Problem to work on:
Find the word "должна" in the data. Return every line where it appears.

Record excerpts:
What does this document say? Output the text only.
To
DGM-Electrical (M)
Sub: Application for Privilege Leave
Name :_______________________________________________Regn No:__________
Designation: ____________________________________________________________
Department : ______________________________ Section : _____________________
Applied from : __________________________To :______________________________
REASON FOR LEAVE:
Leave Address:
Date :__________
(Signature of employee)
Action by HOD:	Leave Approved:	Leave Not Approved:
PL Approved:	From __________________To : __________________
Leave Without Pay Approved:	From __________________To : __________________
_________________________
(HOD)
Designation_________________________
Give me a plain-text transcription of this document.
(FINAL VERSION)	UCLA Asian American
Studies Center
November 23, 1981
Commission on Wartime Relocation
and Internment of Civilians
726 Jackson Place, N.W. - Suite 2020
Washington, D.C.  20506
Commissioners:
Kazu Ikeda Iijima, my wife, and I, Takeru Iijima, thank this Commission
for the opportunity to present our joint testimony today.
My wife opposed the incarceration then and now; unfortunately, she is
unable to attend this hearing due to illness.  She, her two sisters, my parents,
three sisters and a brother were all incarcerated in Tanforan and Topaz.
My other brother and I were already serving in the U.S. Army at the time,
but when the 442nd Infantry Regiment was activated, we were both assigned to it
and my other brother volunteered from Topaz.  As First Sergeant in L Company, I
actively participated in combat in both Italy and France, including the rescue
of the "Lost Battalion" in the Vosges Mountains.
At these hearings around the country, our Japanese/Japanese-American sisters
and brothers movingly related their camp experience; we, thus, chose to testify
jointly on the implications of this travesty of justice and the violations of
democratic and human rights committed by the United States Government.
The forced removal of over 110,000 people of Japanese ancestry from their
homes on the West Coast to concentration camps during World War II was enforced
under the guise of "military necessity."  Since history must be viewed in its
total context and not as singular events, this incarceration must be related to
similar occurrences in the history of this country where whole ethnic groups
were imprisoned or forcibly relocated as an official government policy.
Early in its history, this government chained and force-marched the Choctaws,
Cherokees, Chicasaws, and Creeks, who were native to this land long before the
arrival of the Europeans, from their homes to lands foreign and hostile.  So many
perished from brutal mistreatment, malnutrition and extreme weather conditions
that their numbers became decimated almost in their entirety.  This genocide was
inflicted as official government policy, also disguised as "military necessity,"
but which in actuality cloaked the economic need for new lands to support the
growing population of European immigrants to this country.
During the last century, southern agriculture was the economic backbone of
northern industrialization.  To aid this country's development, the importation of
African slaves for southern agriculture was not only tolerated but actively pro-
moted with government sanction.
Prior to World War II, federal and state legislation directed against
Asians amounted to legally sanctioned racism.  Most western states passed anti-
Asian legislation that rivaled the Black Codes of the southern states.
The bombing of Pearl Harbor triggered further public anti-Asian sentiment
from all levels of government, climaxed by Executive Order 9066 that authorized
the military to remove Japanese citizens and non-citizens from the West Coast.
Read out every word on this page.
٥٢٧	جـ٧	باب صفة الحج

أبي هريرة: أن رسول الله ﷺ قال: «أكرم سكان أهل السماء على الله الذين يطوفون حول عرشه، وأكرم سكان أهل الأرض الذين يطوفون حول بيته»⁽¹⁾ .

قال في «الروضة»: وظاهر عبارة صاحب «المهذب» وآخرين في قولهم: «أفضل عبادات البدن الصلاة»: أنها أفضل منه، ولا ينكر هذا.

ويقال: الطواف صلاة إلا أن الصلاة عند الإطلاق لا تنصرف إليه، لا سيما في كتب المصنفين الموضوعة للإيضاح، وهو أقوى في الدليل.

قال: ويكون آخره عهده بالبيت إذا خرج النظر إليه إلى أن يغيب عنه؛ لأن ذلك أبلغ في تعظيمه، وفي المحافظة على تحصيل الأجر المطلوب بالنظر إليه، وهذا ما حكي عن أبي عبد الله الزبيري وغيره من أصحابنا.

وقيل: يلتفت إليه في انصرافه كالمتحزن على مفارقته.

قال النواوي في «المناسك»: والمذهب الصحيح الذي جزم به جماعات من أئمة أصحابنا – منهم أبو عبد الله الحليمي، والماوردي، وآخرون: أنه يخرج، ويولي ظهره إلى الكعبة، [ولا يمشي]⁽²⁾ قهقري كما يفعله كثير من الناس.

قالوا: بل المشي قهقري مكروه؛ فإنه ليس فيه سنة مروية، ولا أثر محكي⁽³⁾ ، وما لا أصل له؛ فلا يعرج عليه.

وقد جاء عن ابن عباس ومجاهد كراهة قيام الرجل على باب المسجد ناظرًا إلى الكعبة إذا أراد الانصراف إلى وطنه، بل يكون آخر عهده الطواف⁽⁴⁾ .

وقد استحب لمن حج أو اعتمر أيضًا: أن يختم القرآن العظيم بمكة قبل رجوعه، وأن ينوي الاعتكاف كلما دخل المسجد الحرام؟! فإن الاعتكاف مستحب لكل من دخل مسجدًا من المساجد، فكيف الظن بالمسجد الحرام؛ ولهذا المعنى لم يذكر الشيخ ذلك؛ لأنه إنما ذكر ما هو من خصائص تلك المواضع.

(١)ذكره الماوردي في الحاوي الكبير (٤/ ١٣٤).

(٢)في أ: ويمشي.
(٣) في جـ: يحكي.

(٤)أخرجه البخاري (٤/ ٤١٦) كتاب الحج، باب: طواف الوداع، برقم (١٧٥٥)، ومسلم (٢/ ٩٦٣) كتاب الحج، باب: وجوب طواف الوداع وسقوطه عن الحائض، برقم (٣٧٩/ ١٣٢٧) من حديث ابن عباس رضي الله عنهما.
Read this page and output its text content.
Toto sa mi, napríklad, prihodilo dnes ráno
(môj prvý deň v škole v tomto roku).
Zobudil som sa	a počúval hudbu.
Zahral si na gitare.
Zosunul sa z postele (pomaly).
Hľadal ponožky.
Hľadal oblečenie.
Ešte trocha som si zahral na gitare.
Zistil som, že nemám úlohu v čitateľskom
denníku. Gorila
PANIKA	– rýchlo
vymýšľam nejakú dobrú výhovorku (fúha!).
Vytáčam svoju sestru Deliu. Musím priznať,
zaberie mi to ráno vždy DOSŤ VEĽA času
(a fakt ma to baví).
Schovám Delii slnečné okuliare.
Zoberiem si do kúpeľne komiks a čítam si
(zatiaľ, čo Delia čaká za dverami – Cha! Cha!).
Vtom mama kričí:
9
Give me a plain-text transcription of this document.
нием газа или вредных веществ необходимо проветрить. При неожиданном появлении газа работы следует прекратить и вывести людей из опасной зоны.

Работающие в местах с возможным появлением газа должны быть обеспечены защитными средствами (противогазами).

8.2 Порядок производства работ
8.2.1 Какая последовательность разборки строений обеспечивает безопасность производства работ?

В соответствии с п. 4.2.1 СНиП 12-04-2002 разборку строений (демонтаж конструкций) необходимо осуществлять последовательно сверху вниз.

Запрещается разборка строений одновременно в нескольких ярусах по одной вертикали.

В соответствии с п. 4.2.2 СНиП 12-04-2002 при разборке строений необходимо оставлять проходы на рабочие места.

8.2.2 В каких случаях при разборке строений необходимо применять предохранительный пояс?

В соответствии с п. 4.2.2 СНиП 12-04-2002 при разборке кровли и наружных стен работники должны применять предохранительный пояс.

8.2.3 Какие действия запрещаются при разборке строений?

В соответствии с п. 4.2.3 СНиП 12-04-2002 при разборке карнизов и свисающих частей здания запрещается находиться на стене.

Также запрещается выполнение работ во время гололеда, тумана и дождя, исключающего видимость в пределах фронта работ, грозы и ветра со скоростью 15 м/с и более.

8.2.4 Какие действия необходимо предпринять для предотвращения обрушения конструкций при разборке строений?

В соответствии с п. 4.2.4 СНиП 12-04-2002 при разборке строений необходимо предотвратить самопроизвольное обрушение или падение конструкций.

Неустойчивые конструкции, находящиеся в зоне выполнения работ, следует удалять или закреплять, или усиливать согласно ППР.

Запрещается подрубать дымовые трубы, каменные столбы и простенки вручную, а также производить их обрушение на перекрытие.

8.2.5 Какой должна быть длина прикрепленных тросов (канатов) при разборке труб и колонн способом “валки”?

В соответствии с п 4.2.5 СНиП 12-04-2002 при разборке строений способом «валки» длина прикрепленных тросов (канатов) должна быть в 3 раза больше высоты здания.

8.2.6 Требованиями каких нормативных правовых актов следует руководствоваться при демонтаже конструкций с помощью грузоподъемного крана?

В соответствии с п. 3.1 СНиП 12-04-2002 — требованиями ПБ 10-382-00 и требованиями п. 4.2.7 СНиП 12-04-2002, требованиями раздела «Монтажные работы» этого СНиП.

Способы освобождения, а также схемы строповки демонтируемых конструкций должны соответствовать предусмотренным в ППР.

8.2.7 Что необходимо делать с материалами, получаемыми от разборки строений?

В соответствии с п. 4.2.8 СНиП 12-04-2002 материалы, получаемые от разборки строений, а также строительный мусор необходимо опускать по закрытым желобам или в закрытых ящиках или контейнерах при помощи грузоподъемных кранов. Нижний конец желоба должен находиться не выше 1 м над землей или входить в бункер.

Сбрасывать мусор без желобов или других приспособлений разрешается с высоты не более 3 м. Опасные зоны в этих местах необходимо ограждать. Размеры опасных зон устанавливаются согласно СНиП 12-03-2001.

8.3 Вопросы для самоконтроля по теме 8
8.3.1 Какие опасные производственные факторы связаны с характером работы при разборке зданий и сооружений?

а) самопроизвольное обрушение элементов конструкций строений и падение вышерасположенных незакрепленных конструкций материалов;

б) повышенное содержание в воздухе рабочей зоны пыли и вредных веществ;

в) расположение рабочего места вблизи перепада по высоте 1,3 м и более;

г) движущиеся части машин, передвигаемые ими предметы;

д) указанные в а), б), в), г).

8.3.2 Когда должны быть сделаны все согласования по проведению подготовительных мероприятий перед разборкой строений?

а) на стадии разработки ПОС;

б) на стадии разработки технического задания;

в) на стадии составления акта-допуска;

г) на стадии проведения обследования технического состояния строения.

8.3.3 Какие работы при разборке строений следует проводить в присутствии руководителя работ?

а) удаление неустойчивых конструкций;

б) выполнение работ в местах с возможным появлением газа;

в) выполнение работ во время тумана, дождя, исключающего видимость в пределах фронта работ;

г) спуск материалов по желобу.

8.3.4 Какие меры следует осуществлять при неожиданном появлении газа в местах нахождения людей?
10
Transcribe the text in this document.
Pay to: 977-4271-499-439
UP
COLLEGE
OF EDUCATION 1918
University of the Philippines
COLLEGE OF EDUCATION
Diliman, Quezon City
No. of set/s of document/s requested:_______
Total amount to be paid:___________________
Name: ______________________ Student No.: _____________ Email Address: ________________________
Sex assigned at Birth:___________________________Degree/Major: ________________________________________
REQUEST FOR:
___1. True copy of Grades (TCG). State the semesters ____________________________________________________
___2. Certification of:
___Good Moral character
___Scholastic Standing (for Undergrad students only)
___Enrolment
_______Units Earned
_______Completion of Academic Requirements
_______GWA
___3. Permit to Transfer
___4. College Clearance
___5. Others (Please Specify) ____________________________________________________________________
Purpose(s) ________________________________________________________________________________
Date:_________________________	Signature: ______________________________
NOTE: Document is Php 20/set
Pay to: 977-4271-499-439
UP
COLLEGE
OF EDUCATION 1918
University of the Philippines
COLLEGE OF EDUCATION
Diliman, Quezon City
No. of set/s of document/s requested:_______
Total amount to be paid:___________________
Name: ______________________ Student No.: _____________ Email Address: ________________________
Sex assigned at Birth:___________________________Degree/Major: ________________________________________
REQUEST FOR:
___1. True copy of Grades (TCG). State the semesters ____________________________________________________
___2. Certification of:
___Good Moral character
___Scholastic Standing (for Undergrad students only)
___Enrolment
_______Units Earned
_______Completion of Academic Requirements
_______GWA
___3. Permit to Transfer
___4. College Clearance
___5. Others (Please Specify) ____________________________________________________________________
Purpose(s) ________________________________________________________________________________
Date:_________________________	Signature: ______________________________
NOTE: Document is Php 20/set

Result for this exercise:
8.2.5 Какой должна быть длина прикрепленных тросов (канатов) при разборке труб и колонн способом “валки”?
В соответствии с п 4.2.5 СНиП 12-04-2002 при разборке строений способом «валки» длина прикрепленных тросов (канатов) должна быть в 3 раза больше высоты здания.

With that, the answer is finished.